*** Opening Reading passage ***
Do we have any Nevada person here? People who build stuff—engineers? Do we have any Customer Success people? People who interact with customers all day?
All of us have one thing in common, which is that we are trying to solve a problem. In order to solve a problem, you need to understand it. You can’t build a good solution if you don’t understand the problem. I’ve noticed that the people who build the product, they’re not the ones who actually talk to the customers. Today I am going to share a method that I and my team use to understand our customers better.
I’ve worked at two startups. I used to work at FOAP. Today I work at Brisk. I’ve always had customer-facing roles where I’ve been interacting with customers and people all day. Today I work in marketing too. The issue is that you don’t have a context when you are about to build a product. So you have to go to the people who are actually talking to the customer, or the potential customers. A lot of information might disappear on the way. The ideal thing would be to make the developers talk to the customers. But it would be stressful. Sometimes the developers might be keen on taking calls. It would cost a lot of time. I heard about a startup that had a red phone on their developer’s desk. When it rang, they had to pick it up. They understood the value of everyone understanding the problem, and understand their customers.
The solution is to talk to the customers and get everyone to listen. I do that by recording an internal podcast. How do I do that? It’s not illegal. I am not recording them without them knowing it. This is what I do. As I am always in contact with people, I look for ‘social signals’ and people who are open to communicating. Then I ask them if I can write a blog post about them or about their company, which is publicity and that’s always good. It’s also good for that person’s ego that you asked them because they get to be the center of attention. Then I make sure to research and plan. I go to their LinkedIn profile to see if they worked with a competitor before this or have they changed roles. I look for what do they say that they do. I also make sure to ask the developers whether they have any questions or anything that they’d like to ask. Being prepared is a good way to show them that you are a professional and you’ve been investing some time in this before you are actually going to talk to them.
*** Closing Reading passage ***
*** Opening Material supplied ***
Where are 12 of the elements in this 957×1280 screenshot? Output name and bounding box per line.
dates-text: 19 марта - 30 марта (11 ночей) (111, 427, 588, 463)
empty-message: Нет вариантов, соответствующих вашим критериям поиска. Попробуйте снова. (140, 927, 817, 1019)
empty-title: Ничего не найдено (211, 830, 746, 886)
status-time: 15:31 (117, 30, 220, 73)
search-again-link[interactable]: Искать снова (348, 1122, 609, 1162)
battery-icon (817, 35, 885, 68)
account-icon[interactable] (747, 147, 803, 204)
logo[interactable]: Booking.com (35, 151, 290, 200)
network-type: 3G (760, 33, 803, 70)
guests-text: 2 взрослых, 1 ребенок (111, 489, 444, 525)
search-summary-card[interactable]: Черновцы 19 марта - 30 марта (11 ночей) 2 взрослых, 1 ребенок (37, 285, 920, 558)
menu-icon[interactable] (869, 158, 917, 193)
*** Closing Material supplied ***
▶ **Tasks to complete**
A: Do these statements agree with the talk about understanding customers? (i) The speaker has worked at three startups. (ii) One startup kept a red phone on its developer's desk. (iii) The speaker records customers without their knowledge. For each, answer yes or no and quote the words of the talk that decide it.
B: In the talk about understanding customers, what does the speaker do to get everyone to listen to the customers?
C: Can you supply the next part of the talk about understanding customers, starting after its final sentence?

▶ **Exercise responses**
A:
(i) No: "I’ve worked at two startups."
(ii) Yes: "I heard about a startup that had a red phone on their developer’s desk."
(iii) No: "I am not recording them without them knowing it."

B: The speaker records an internal podcast.

C:
During the call, I record them and I ask them first. I tell them there’s nothing to worry about since they’ll get to review the post before it goes live. That makes people feel like they’re in control and they can say whatever they want because they’ll get the chance to edit it later. When you have done your research, start asking them. Start digging. Don’t lead them too much. They know the really good stuff about their company. That’s not what’s on their profile or company website. Ask questions. Be annoying. Sometimes when it gets quiet for a couple of seconds—that’s when people say really interesting stuff, because it gets a bit uncomfortable. Search for conflicts, or how it makes them feel. And once you are in the same area, tell them about your experiences so that they know that you can relate; in order to bond and have a very nice conversation. The good thing about that is that it’s not a sales conversation anymore. You are not expecting anything from them. Once it’s ready, I trim it, I cut off the ‘Weather talk’. And I publish it as a podcast for my team. Suddenly they can listen to it when they are on their bikes or at the gym. What happens is that they get to be a part of these previous calls. But they don’t have to actually be there or sit there. And they can listen to it again repeatedly, like when watching a movie, you start noticing the good stuff.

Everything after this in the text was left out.